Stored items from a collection
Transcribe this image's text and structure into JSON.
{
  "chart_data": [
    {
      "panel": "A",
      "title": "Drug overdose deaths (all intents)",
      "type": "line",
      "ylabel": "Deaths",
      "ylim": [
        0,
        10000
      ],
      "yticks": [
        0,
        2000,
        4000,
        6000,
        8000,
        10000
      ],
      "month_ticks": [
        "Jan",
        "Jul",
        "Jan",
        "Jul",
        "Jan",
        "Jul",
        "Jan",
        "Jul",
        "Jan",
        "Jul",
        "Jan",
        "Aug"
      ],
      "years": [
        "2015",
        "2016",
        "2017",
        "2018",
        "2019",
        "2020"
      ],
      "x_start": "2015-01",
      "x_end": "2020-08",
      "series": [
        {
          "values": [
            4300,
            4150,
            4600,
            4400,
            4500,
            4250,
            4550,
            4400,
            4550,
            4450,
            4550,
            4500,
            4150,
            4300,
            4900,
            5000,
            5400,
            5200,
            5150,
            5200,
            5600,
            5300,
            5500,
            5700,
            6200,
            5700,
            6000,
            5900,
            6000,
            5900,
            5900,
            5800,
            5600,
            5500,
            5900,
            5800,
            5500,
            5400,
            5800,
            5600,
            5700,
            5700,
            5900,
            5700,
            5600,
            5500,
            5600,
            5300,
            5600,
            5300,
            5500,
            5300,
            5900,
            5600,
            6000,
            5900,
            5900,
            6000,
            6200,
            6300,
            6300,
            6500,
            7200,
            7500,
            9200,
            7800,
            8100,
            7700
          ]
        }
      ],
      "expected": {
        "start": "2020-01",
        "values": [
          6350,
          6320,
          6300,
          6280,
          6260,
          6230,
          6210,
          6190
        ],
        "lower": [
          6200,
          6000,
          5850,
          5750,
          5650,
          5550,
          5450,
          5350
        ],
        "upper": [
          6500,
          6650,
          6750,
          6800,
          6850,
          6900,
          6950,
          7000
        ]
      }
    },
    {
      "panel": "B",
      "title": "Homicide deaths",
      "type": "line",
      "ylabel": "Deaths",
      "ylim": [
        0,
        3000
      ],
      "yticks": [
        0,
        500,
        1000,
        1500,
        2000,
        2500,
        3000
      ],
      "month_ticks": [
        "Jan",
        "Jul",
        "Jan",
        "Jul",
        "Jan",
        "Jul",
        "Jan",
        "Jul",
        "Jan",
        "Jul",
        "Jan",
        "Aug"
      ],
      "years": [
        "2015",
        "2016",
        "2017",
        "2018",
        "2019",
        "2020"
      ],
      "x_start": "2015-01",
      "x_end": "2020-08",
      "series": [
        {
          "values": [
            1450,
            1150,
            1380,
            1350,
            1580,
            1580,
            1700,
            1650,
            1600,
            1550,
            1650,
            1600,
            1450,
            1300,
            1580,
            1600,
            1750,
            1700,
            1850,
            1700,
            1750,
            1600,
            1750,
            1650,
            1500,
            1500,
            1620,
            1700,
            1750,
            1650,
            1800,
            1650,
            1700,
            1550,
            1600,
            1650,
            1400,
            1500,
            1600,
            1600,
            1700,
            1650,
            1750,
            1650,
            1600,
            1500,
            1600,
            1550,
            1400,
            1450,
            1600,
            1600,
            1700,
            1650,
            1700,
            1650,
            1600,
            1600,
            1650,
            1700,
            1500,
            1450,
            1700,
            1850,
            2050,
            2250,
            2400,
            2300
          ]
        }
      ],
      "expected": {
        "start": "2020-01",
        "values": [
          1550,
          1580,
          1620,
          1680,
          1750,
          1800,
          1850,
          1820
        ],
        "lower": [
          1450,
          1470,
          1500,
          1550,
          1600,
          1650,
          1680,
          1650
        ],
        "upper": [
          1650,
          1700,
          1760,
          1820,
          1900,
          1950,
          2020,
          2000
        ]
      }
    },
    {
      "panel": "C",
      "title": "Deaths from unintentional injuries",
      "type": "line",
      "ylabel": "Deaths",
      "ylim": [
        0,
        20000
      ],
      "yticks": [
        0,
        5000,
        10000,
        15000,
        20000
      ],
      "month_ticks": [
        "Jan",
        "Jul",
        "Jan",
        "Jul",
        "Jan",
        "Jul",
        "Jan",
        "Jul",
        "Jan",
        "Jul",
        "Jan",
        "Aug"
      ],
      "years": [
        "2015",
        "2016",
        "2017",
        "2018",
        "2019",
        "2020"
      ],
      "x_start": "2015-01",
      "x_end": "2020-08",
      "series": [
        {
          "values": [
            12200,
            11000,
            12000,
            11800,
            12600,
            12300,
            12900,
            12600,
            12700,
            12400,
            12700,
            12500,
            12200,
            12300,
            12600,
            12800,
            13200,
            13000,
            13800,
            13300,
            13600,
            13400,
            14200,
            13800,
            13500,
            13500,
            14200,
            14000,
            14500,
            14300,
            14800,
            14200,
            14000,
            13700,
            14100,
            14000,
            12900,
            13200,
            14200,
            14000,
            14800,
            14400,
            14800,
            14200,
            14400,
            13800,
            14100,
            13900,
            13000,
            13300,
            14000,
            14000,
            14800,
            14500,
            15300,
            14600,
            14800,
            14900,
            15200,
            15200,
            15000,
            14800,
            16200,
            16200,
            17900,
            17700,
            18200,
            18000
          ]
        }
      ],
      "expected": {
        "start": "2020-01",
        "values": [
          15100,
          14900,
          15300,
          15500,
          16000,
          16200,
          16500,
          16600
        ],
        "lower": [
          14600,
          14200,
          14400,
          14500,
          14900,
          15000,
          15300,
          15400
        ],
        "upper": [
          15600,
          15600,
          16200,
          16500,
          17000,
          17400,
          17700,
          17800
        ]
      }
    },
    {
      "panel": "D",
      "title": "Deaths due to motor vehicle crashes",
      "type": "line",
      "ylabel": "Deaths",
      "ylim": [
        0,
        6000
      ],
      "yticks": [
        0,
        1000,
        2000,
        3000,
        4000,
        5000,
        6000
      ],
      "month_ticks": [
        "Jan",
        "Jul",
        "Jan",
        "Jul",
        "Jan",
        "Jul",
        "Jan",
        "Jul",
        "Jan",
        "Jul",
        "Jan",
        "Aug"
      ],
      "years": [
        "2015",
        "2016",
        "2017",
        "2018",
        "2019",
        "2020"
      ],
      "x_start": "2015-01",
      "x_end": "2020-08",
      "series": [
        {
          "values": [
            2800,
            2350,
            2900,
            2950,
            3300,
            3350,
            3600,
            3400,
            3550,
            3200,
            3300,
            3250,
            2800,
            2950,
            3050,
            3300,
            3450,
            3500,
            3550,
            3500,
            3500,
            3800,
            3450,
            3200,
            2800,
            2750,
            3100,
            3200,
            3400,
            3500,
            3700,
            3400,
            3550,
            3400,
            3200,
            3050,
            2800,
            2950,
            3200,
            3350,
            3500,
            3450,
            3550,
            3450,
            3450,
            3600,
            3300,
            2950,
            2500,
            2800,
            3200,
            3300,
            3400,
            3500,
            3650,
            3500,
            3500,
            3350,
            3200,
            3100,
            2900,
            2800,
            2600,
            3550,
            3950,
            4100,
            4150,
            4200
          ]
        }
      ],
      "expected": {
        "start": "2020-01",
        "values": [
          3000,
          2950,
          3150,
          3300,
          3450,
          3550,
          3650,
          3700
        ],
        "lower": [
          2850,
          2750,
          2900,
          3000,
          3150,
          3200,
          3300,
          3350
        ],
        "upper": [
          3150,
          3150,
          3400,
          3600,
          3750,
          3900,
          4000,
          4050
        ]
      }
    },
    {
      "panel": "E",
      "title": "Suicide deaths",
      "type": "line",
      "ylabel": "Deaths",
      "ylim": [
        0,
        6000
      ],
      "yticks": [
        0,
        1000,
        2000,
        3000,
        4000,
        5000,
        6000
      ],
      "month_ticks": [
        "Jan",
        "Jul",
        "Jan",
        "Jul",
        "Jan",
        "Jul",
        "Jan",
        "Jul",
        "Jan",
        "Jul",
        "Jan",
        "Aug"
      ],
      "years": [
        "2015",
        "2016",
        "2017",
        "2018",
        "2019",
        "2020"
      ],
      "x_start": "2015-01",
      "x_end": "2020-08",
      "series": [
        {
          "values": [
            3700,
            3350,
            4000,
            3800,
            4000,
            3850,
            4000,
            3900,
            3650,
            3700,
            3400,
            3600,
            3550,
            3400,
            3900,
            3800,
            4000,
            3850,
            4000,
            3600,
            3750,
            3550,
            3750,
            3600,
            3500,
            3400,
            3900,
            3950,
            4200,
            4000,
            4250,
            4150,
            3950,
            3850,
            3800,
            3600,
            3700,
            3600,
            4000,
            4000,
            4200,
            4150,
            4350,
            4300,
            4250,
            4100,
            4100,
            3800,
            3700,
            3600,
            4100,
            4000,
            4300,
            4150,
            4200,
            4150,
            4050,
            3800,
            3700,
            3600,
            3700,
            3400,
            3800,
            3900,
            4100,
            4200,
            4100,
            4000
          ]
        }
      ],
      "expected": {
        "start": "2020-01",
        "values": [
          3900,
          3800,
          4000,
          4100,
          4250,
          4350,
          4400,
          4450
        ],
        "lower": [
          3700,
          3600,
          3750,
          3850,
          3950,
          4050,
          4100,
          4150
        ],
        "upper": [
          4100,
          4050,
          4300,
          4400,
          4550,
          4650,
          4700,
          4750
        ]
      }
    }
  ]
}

- **Description of the task**: Copy out every line that includes the word "panel".

- **Response**:
      "panel": "A",
      "panel": "B",
      "panel": "C",
      "panel": "D",
      "panel": "E",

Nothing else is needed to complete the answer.